→ **SOURCE**
#####

Thursday, January 2, 2014

Reflecting On 2013, Ruminating on 2014

Posts like these are hard for me to formulate. I don't mind baring my soul to an audience, and it's not like I'm ever not introspective. I've just never had the knack for finding the right words to match just how I feel when I think about an entire year's worth of events, especially that of 2013. The best way that I can think of as a launchpad for a blog like this is to remind myself of where I was at this exact same time last year, and it wasn't exactly a pretty picture. 2013 for me was not that different to 2012 in my experience, in that both were emotional roller-coasters with extreme highs and lows. However, I genuinely feel that while 2012 ended on a bleak and uncertain note for me, the end of this last year could not have been more satisfying.

#####

→ **RECORDED DATA**

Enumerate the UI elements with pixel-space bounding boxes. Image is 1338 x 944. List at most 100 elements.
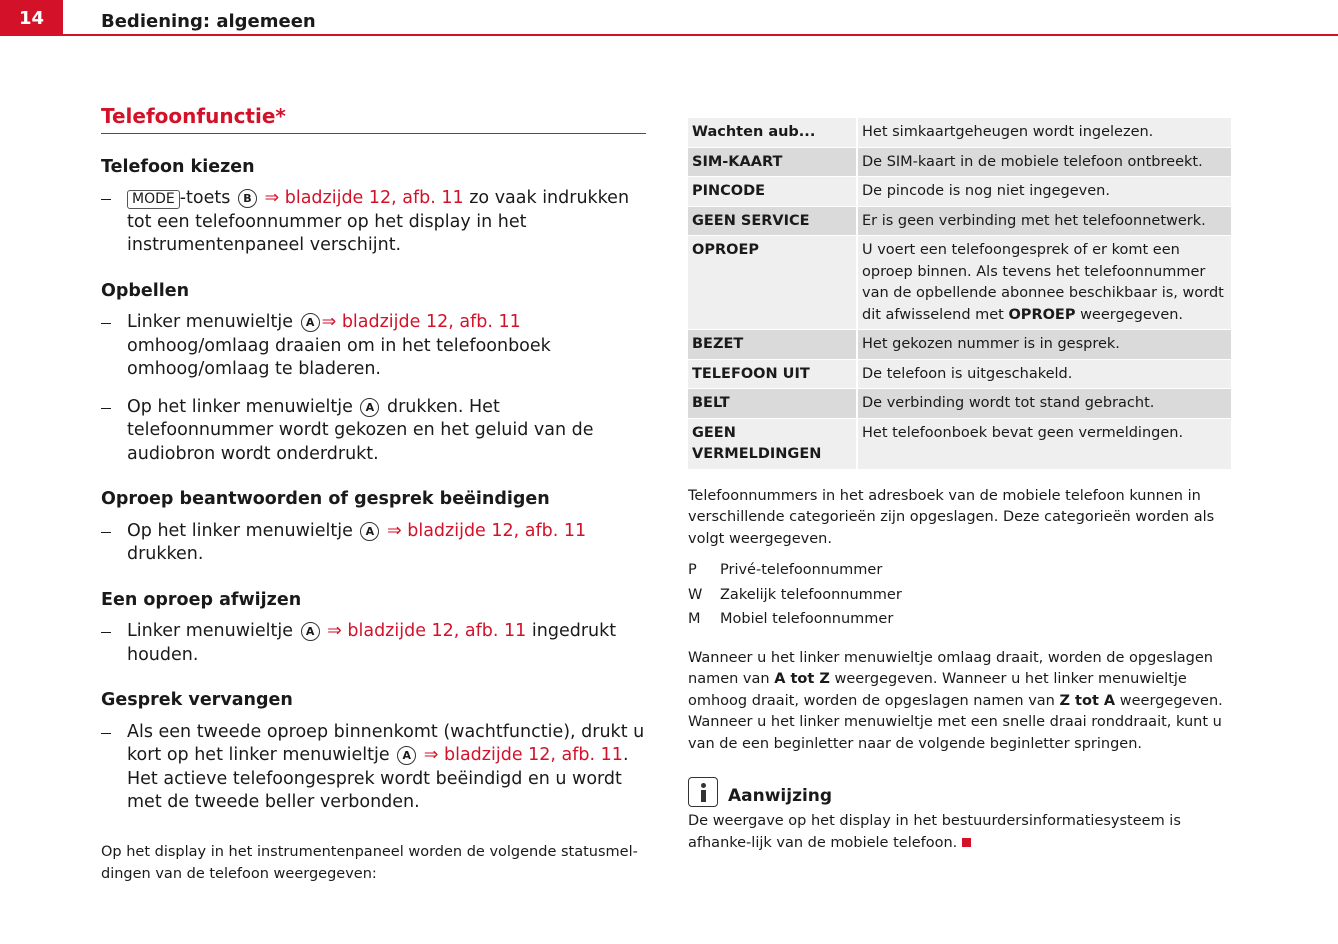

#####

→ **GIVEN REQUEST 1**
Answer these questions from the blog post on 2013 and 2014, one line each:
(a) What date is the post dated?
(b) Which year does the writer compare 2013 to, and how are both years described?
(c) How did 2012 end for the writer?
→ **GIVEN REQUEST 2**
Shorten the paragraph of the blog post on 2013 and 2014 that begins "Posts like these are hard for me to formulate" so that it keeps its main facts.
→ **GIVEN REQUEST 3**
Continue the blog post reflecting on 2013 and looking ahead to 2014, picking up after its last sentence.

→ **EXPECTED OUTPUT 1**
(a) Thursday, January 2, 2014.
(b) 2012; both were emotional roller-coasters with extreme highs and lows.
(c) On a bleak and uncertain note.

→ **EXPECTED OUTPUT 2**
The writer finds year-end posts hard to write. Baring their soul and looking inward come easily, but finding words for a whole year's feelings, especially 2013's, does not. As a starting point, they recall where they were a year earlier, which was not a pretty picture. Like 2012, 2013 was an emotional roller-coaster with extreme highs and lows. But where 2012 ended on a bleak and uncertain note, the end of 2013 could not have been more satisfying.

→ **EXPECTED OUTPUT 3**
When I graduated from college at the end of Spring in 2012, I knew as I sit in my folding chair among the endless throngs of my classmates all packed into that auditorium that my childhood was over. Not at the hands of some crippling or mentally-scarring trauma, but that from that moment forward, I could no longer be the child I was so accustomed to. While I still feel that my three years at SCAD were among the best that I've yet had in life, and that I was more productive than I had ever been up until that point, I still had very little sense of accountability or responsibility. Any free time that I had outside of classes were usually spent hiding in my dorm, killing countless hours on video games. Graduation, and my subsequent life back at home, was a much-needed wake-up call. I have since abstained from most video-game playtime, and I don't regret it in the slightest. But at the time I faced a void I hadn't been confronted with since my high school graduation a mere half-decade earlier: "What am I going to do now?" My quarter-life crisis had yet again reared its ugly head, but this time it seemed that no amount of bootstrap-pulling would alleviate the monumental sense of dread and anxiety. At eighteen years old, all I was expected to was work my retail job without complaint, take some courses on the side and apply to a "real" university. Now, I had to take everything I had learned and use it to start my professional career. Easier said than done, of course.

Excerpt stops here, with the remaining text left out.